__TASK GOAL__
Retype the material below. Keep every word exactly as it is.
---- GIVEN RECORDS
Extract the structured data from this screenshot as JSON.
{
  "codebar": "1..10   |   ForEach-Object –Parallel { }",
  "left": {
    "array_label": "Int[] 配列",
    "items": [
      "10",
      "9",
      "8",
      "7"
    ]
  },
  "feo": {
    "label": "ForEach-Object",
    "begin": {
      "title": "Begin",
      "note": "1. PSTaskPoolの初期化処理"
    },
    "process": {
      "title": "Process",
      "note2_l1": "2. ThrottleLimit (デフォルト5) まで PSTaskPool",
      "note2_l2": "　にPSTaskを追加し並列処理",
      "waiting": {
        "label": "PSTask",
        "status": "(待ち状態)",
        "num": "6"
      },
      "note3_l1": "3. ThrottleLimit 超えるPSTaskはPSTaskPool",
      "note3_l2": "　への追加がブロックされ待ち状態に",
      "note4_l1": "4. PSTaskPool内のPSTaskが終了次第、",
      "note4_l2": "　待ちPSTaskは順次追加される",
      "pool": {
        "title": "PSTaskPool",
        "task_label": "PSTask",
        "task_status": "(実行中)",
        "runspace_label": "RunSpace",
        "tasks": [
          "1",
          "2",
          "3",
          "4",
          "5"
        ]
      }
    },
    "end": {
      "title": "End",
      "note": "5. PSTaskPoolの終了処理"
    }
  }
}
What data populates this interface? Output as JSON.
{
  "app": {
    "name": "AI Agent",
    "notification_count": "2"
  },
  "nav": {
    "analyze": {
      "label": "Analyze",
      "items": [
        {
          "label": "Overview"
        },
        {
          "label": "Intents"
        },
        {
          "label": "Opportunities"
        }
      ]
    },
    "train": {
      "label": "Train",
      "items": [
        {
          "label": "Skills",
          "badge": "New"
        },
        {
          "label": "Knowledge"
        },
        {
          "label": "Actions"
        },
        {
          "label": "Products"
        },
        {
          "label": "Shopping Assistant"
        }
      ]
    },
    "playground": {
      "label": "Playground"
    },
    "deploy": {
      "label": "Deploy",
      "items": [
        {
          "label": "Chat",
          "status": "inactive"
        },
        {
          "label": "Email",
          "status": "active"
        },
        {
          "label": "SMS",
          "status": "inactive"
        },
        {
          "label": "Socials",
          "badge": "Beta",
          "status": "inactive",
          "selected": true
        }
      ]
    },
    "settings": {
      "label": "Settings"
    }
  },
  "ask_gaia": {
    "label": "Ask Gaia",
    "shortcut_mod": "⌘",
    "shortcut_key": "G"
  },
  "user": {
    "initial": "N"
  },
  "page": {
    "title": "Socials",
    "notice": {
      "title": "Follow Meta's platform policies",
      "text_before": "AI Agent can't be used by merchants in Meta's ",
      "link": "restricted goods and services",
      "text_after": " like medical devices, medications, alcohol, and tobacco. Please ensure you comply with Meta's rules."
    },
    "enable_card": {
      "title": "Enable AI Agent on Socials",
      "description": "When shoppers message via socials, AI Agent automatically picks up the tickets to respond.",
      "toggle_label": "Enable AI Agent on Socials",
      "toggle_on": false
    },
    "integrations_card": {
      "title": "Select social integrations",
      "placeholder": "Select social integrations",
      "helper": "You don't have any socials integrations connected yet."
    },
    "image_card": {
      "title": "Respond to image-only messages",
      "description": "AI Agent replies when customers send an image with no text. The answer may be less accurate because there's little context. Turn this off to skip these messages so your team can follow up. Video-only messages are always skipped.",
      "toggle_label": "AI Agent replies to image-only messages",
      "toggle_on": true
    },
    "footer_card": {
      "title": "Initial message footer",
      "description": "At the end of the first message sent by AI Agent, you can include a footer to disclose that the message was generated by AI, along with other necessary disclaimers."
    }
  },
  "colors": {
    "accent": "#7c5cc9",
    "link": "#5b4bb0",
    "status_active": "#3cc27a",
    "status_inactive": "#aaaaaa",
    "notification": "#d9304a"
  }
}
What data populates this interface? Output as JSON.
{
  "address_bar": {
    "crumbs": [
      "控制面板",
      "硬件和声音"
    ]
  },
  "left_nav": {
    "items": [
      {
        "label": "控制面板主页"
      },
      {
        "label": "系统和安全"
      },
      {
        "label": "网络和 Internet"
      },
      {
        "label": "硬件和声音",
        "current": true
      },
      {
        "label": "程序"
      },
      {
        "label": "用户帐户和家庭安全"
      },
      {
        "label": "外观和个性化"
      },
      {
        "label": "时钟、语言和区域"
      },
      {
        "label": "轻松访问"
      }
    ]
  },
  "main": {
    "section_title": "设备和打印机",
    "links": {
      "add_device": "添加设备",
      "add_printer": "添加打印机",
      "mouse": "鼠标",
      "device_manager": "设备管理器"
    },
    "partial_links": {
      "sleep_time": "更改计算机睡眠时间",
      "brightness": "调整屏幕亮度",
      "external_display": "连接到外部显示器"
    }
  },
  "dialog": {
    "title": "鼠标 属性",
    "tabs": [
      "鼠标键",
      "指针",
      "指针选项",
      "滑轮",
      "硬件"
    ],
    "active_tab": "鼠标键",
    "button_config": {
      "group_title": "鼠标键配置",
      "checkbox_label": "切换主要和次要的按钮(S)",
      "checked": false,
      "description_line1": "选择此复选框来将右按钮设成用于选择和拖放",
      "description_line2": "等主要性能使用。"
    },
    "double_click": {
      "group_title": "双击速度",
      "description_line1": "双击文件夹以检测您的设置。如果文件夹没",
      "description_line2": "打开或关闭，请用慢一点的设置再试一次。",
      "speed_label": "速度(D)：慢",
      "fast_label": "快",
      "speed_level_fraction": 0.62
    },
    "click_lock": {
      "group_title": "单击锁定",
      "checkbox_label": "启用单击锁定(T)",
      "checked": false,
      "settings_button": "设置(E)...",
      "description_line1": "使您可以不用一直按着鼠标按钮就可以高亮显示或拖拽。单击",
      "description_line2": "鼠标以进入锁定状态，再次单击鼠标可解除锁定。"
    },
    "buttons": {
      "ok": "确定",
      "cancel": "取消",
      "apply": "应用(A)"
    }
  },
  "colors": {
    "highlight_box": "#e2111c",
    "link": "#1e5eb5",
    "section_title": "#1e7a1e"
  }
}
--------
__WRITTEN SOLUTION__
Extract the structured data from this screenshot as JSON.
{
  "codebar": "1..10   |   ForEach-Object –Parallel { }",
  "left": {
    "array_label": "Int[] 配列",
    "items": [
      "10",
      "9",
      "8",
      "7"
    ]
  },
  "feo": {
    "label": "ForEach-Object",
    "begin": {
      "title": "Begin",
      "note": "1. PSTaskPoolの初期化処理"
    },
    "process": {
      "title": "Process",
      "note2_l1": "2. ThrottleLimit (デフォルト5) まで PSTaskPool",
      "note2_l2": "　にPSTaskを追加し並列処理",
      "waiting": {
        "label": "PSTask",
        "status": "(待ち状態)",
        "num": "6"
      },
      "note3_l1": "3. ThrottleLimit 超えるPSTaskはPSTaskPool",
      "note3_l2": "　への追加がブロックされ待ち状態に",
      "note4_l1": "4. PSTaskPool内のPSTaskが終了次第、",
      "note4_l2": "　待ちPSTaskは順次追加される",
      "pool": {
        "title": "PSTaskPool",
        "task_label": "PSTask",
        "task_status": "(実行中)",
        "runspace_label": "RunSpace",
        "tasks": [
          "1",
          "2",
          "3",
          "4",
          "5"
        ]
      }
    },
    "end": {
      "title": "End",
      "note": "5. PSTaskPoolの終了処理"
    }
  }
}
What data populates this interface? Output as JSON.
{
  "app": {
    "name": "AI Agent",
    "notification_count": "2"
  },
  "nav": {
    "analyze": {
      "label": "Analyze",
      "items": [
        {
          "label": "Overview"
        },
        {
          "label": "Intents"
        },
        {
          "label": "Opportunities"
        }
      ]
    },
    "train": {
      "label": "Train",
      "items": [
        {
          "label": "Skills",
          "badge": "New"
        },
        {
          "label": "Knowledge"
        },
        {
          "label": "Actions"
        },
        {
          "label": "Products"
        },
        {
          "label": "Shopping Assistant"
        }
      ]
    },
    "playground": {
      "label": "Playground"
    },
    "deploy": {
      "label": "Deploy",
      "items": [
        {
          "label": "Chat",
          "status": "inactive"
        },
        {
          "label": "Email",
          "status": "active"
        },
        {
          "label": "SMS",
          "status": "inactive"
        },
        {
          "label": "Socials",
          "badge": "Beta",
          "status": "inactive",
          "selected": true
        }
      ]
    },
    "settings": {
      "label": "Settings"
    }
  },
  "ask_gaia": {
    "label": "Ask Gaia",
    "shortcut_mod": "⌘",
    "shortcut_key": "G"
  },
  "user": {
    "initial": "N"
  },
  "page": {
    "title": "Socials",
    "notice": {
      "title": "Follow Meta's platform policies",
      "text_before": "AI Agent can't be used by merchants in Meta's ",
      "link": "restricted goods and services",
      "text_after": " like medical devices, medications, alcohol, and tobacco. Please ensure you comply with Meta's rules."
    },
    "enable_card": {
      "title": "Enable AI Agent on Socials",
      "description": "When shoppers message via socials, AI Agent automatically picks up the tickets to respond.",
      "toggle_label": "Enable AI Agent on Socials",
      "toggle_on": false
    },
    "integrations_card": {
      "title": "Select social integrations",
      "placeholder": "Select social integrations",
      "helper": "You don't have any socials integrations connected yet."
    },
    "image_card": {
      "title": "Respond to image-only messages",
      "description": "AI Agent replies when customers send an image with no text. The answer may be less accurate because there's little context. Turn this off to skip these messages so your team can follow up. Video-only messages are always skipped.",
      "toggle_label": "AI Agent replies to image-only messages",
      "toggle_on": true
    },
    "footer_card": {
      "title": "Initial message footer",
      "description": "At the end of the first message sent by AI Agent, you can include a footer to disclose that the message was generated by AI, along with other necessary disclaimers."
    }
  },
  "colors": {
    "accent": "#7c5cc9",
    "link": "#5b4bb0",
    "status_active": "#3cc27a",
    "status_inactive": "#aaaaaa",
    "notification": "#d9304a"
  }
}
What data populates this interface? Output as JSON.
{
  "address_bar": {
    "crumbs": [
      "控制面板",
      "硬件和声音"
    ]
  },
  "left_nav": {
    "items": [
      {
        "label": "控制面板主页"
      },
      {
        "label": "系统和安全"
      },
      {
        "label": "网络和 Internet"
      },
      {
        "label": "硬件和声音",
        "current": true
      },
      {
        "label": "程序"
      },
      {
        "label": "用户帐户和家庭安全"
      },
      {
        "label": "外观和个性化"
      },
      {
        "label": "时钟、语言和区域"
      },
      {
        "label": "轻松访问"
      }
    ]
  },
  "main": {
    "section_title": "设备和打印机",
    "links": {
      "add_device": "添加设备",
      "add_printer": "添加打印机",
      "mouse": "鼠标",
      "device_manager": "设备管理器"
    },
    "partial_links": {
      "sleep_time": "更改计算机睡眠时间",
      "brightness": "调整屏幕亮度",
      "external_display": "连接到外部显示器"
    }
  },
  "dialog": {
    "title": "鼠标 属性",
    "tabs": [
      "鼠标键",
      "指针",
      "指针选项",
      "滑轮",
      "硬件"
    ],
    "active_tab": "鼠标键",
    "button_config": {
      "group_title": "鼠标键配置",
      "checkbox_label": "切换主要和次要的按钮(S)",
      "checked": false,
      "description_line1": "选择此复选框来将右按钮设成用于选择和拖放",
      "description_line2": "等主要性能使用。"
    },
    "double_click": {
      "group_title": "双击速度",
      "description_line1": "双击文件夹以检测您的设置。如果文件夹没",
      "description_line2": "打开或关闭，请用慢一点的设置再试一次。",
      "speed_label": "速度(D)：慢",
      "fast_label": "快",
      "speed_level_fraction": 0.62
    },
    "click_lock": {
      "group_title": "单击锁定",
      "checkbox_label": "启用单击锁定(T)",
      "checked": false,
      "settings_button": "设置(E)...",
      "description_line1": "使您可以不用一直按着鼠标按钮就可以高亮显示或拖拽。单击",
      "description_line2": "鼠标以进入锁定状态，再次单击鼠标可解除锁定。"
    },
    "buttons": {
      "ok": "确定",
      "cancel": "取消",
      "apply": "应用(A)"
    }
  },
  "colors": {
    "highlight_box": "#e2111c",
    "link": "#1e5eb5",
    "section_title": "#1e7a1e"
  }
}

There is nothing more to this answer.